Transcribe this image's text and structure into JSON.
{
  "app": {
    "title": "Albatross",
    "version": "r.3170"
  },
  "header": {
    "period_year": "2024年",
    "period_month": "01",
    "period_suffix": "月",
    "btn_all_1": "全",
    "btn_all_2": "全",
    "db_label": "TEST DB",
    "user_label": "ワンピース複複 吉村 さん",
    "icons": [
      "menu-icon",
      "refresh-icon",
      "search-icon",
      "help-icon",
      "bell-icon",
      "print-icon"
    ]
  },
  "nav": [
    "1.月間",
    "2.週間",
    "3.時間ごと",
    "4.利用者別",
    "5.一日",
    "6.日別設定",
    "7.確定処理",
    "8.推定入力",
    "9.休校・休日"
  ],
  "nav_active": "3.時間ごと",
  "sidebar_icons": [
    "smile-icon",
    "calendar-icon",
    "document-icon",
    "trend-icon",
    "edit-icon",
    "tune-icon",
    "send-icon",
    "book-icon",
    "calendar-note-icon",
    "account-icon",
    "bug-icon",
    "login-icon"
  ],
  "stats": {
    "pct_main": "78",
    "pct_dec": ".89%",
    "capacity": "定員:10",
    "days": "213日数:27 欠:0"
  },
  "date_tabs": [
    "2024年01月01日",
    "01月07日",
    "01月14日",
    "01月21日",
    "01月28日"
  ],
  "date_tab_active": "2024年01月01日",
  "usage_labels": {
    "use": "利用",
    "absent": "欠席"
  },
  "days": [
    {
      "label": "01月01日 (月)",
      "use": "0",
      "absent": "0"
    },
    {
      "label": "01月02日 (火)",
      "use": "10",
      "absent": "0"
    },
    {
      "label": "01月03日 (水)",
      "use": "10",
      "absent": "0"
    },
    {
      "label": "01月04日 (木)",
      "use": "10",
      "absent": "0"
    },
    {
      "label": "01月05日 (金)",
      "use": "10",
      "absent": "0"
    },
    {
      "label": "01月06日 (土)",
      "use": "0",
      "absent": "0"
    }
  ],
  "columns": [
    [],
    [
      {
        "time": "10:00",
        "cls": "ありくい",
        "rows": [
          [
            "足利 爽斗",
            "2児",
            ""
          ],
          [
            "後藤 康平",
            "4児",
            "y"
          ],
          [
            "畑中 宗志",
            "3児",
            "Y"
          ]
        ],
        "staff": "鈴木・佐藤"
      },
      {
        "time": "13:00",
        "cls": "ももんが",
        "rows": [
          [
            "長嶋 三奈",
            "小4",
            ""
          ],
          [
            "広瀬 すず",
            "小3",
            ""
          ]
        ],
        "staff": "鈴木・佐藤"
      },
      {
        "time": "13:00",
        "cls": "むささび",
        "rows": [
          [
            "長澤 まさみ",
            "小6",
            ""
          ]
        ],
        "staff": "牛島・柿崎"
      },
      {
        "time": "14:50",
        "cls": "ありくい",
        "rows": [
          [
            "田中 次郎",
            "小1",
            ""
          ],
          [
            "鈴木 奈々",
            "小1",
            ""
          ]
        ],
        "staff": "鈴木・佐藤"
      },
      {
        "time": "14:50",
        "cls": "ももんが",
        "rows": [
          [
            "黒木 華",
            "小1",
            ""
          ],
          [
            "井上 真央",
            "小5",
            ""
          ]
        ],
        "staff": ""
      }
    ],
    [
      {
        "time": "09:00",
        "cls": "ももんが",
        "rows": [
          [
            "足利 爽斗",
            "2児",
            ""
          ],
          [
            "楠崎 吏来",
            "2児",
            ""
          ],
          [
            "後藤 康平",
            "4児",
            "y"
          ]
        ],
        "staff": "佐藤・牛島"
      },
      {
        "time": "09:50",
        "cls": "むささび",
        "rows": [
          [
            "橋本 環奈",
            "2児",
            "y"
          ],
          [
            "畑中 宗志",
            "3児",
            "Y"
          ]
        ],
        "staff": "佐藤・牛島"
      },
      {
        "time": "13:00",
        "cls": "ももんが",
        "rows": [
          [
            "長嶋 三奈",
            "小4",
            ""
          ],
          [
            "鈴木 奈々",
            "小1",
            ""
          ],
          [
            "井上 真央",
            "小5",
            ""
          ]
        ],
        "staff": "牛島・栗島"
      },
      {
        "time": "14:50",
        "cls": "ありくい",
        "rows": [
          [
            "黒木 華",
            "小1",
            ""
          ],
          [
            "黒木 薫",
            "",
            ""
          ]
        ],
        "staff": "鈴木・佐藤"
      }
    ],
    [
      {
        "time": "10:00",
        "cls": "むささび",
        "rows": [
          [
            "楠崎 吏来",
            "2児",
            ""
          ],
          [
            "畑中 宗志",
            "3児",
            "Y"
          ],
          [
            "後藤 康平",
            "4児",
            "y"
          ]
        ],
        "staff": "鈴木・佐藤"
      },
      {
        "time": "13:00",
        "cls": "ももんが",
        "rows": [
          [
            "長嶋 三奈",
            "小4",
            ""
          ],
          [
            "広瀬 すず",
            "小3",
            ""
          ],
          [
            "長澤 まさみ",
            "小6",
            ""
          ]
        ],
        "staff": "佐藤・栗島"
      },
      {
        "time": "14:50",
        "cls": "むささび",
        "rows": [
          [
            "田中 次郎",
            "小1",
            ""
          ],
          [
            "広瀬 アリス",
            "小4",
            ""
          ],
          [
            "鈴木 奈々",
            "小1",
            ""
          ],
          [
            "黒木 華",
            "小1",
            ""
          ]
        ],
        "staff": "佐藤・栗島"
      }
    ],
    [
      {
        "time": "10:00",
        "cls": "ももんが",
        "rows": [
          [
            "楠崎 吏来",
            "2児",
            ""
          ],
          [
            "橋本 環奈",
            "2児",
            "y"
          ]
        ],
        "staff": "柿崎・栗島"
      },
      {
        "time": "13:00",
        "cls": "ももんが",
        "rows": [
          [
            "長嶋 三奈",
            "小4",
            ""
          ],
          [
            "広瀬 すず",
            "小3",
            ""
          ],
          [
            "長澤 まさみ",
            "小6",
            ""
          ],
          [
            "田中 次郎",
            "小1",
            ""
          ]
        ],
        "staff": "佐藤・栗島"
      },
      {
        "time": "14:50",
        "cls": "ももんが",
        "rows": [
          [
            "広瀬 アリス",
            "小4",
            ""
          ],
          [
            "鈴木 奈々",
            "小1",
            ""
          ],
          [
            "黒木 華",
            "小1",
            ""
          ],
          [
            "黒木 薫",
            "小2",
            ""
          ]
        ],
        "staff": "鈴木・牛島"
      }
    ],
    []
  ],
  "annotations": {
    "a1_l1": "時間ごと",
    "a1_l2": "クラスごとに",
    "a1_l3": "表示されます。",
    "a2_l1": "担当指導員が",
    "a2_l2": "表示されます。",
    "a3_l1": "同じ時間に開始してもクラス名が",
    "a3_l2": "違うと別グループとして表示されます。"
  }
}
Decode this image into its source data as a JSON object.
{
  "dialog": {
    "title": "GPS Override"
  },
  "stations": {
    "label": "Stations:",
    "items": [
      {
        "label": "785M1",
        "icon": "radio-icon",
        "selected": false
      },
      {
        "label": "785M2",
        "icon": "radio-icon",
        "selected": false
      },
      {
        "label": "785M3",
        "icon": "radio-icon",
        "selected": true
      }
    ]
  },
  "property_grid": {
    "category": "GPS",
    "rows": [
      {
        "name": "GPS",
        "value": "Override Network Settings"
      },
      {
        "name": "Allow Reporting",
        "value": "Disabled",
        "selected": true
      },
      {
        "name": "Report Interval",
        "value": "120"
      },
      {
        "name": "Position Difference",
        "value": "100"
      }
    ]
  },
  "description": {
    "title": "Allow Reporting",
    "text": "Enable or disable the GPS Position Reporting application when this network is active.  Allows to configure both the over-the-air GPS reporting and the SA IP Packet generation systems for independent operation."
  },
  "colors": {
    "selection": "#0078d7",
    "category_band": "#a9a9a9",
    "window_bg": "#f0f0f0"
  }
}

◇ ◇ ◇ ◇ ◇

Goal of the exercise
Repeat the records above exactly, leaving none out.

Solution to the problem
Transcribe this image's text and structure into JSON.
{
  "app": {
    "title": "Albatross",
    "version": "r.3170"
  },
  "header": {
    "period_year": "2024年",
    "period_month": "01",
    "period_suffix": "月",
    "btn_all_1": "全",
    "btn_all_2": "全",
    "db_label": "TEST DB",
    "user_label": "ワンピース複複 吉村 さん",
    "icons": [
      "menu-icon",
      "refresh-icon",
      "search-icon",
      "help-icon",
      "bell-icon",
      "print-icon"
    ]
  },
  "nav": [
    "1.月間",
    "2.週間",
    "3.時間ごと",
    "4.利用者別",
    "5.一日",
    "6.日別設定",
    "7.確定処理",
    "8.推定入力",
    "9.休校・休日"
  ],
  "nav_active": "3.時間ごと",
  "sidebar_icons": [
    "smile-icon",
    "calendar-icon",
    "document-icon",
    "trend-icon",
    "edit-icon",
    "tune-icon",
    "send-icon",
    "book-icon",
    "calendar-note-icon",
    "account-icon",
    "bug-icon",
    "login-icon"
  ],
  "stats": {
    "pct_main": "78",
    "pct_dec": ".89%",
    "capacity": "定員:10",
    "days": "213日数:27 欠:0"
  },
  "date_tabs": [
    "2024年01月01日",
    "01月07日",
    "01月14日",
    "01月21日",
    "01月28日"
  ],
  "date_tab_active": "2024年01月01日",
  "usage_labels": {
    "use": "利用",
    "absent": "欠席"
  },
  "days": [
    {
      "label": "01月01日 (月)",
      "use": "0",
      "absent": "0"
    },
    {
      "label": "01月02日 (火)",
      "use": "10",
      "absent": "0"
    },
    {
      "label": "01月03日 (水)",
      "use": "10",
      "absent": "0"
    },
    {
      "label": "01月04日 (木)",
      "use": "10",
      "absent": "0"
    },
    {
      "label": "01月05日 (金)",
      "use": "10",
      "absent": "0"
    },
    {
      "label": "01月06日 (土)",
      "use": "0",
      "absent": "0"
    }
  ],
  "columns": [
    [],
    [
      {
        "time": "10:00",
        "cls": "ありくい",
        "rows": [
          [
            "足利 爽斗",
            "2児",
            ""
          ],
          [
            "後藤 康平",
            "4児",
            "y"
          ],
          [
            "畑中 宗志",
            "3児",
            "Y"
          ]
        ],
        "staff": "鈴木・佐藤"
      },
      {
        "time": "13:00",
        "cls": "ももんが",
        "rows": [
          [
            "長嶋 三奈",
            "小4",
            ""
          ],
          [
            "広瀬 すず",
            "小3",
            ""
          ]
        ],
        "staff": "鈴木・佐藤"
      },
      {
        "time": "13:00",
        "cls": "むささび",
        "rows": [
          [
            "長澤 まさみ",
            "小6",
            ""
          ]
        ],
        "staff": "牛島・柿崎"
      },
      {
        "time": "14:50",
        "cls": "ありくい",
        "rows": [
          [
            "田中 次郎",
            "小1",
            ""
          ],
          [
            "鈴木 奈々",
            "小1",
            ""
          ]
        ],
        "staff": "鈴木・佐藤"
      },
      {
        "time": "14:50",
        "cls": "ももんが",
        "rows": [
          [
            "黒木 華",
            "小1",
            ""
          ],
          [
            "井上 真央",
            "小5",
            ""
          ]
        ],
        "staff": ""
      }
    ],
    [
      {
        "time": "09:00",
        "cls": "ももんが",
        "rows": [
          [
            "足利 爽斗",
            "2児",
            ""
          ],
          [
            "楠崎 吏来",
            "2児",
            ""
          ],
          [
            "後藤 康平",
            "4児",
            "y"
          ]
        ],
        "staff": "佐藤・牛島"
      },
      {
        "time": "09:50",
        "cls": "むささび",
        "rows": [
          [
            "橋本 環奈",
            "2児",
            "y"
          ],
          [
            "畑中 宗志",
            "3児",
            "Y"
          ]
        ],
        "staff": "佐藤・牛島"
      },
      {
        "time": "13:00",
        "cls": "ももんが",
        "rows": [
          [
            "長嶋 三奈",
            "小4",
            ""
          ],
          [
            "鈴木 奈々",
            "小1",
            ""
          ],
          [
            "井上 真央",
            "小5",
            ""
          ]
        ],
        "staff": "牛島・栗島"
      },
      {
        "time": "14:50",
        "cls": "ありくい",
        "rows": [
          [
            "黒木 華",
            "小1",
            ""
          ],
          [
            "黒木 薫",
            "",
            ""
          ]
        ],
        "staff": "鈴木・佐藤"
      }
    ],
    [
      {
        "time": "10:00",
        "cls": "むささび",
        "rows": [
          [
            "楠崎 吏来",
            "2児",
            ""
          ],
          [
            "畑中 宗志",
            "3児",
            "Y"
          ],
          [
            "後藤 康平",
            "4児",
            "y"
          ]
        ],
        "staff": "鈴木・佐藤"
      },
      {
        "time": "13:00",
        "cls": "ももんが",
        "rows": [
          [
            "長嶋 三奈",
            "小4",
            ""
          ],
          [
            "広瀬 すず",
            "小3",
            ""
          ],
          [
            "長澤 まさみ",
            "小6",
            ""
          ]
        ],
        "staff": "佐藤・栗島"
      },
      {
        "time": "14:50",
        "cls": "むささび",
        "rows": [
          [
            "田中 次郎",
            "小1",
            ""
          ],
          [
            "広瀬 アリス",
            "小4",
            ""
          ],
          [
            "鈴木 奈々",
            "小1",
            ""
          ],
          [
            "黒木 華",
            "小1",
            ""
          ]
        ],
        "staff": "佐藤・栗島"
      }
    ],
    [
      {
        "time": "10:00",
        "cls": "ももんが",
        "rows": [
          [
            "楠崎 吏来",
            "2児",
            ""
          ],
          [
            "橋本 環奈",
            "2児",
            "y"
          ]
        ],
        "staff": "柿崎・栗島"
      },
      {
        "time": "13:00",
        "cls": "ももんが",
        "rows": [
          [
            "長嶋 三奈",
            "小4",
            ""
          ],
          [
            "広瀬 すず",
            "小3",
            ""
          ],
          [
            "長澤 まさみ",
            "小6",
            ""
          ],
          [
            "田中 次郎",
            "小1",
            ""
          ]
        ],
        "staff": "佐藤・栗島"
      },
      {
        "time": "14:50",
        "cls": "ももんが",
        "rows": [
          [
            "広瀬 アリス",
            "小4",
            ""
          ],
          [
            "鈴木 奈々",
            "小1",
            ""
          ],
          [
            "黒木 華",
            "小1",
            ""
          ],
          [
            "黒木 薫",
            "小2",
            ""
          ]
        ],
        "staff": "鈴木・牛島"
      }
    ],
    []
  ],
  "annotations": {
    "a1_l1": "時間ごと",
    "a1_l2": "クラスごとに",
    "a1_l3": "表示されます。",
    "a2_l1": "担当指導員が",
    "a2_l2": "表示されます。",
    "a3_l1": "同じ時間に開始してもクラス名が",
    "a3_l2": "違うと別グループとして表示されます。"
  }
}
Decode this image into its source data as a JSON object.
{
  "dialog": {
    "title": "GPS Override"
  },
  "stations": {
    "label": "Stations:",
    "items": [
      {
        "label": "785M1",
        "icon": "radio-icon",
        "selected": false
      },
      {
        "label": "785M2",
        "icon": "radio-icon",
        "selected": false
      },
      {
        "label": "785M3",
        "icon": "radio-icon",
        "selected": true
      }
    ]
  },
  "property_grid": {
    "category": "GPS",
    "rows": [
      {
        "name": "GPS",
        "value": "Override Network Settings"
      },
      {
        "name": "Allow Reporting",
        "value": "Disabled",
        "selected": true
      },
      {
        "name": "Report Interval",
        "value": "120"
      },
      {
        "name": "Position Difference",
        "value": "100"
      }
    ]
  },
  "description": {
    "title": "Allow Reporting",
    "text": "Enable or disable the GPS Position Reporting application when this network is active.  Allows to configure both the over-the-air GPS reporting and the SA IP Packet generation systems for independent operation."
  },
  "colors": {
    "selection": "#0078d7",
    "category_band": "#a9a9a9",
    "window_bg": "#f0f0f0"
  }
}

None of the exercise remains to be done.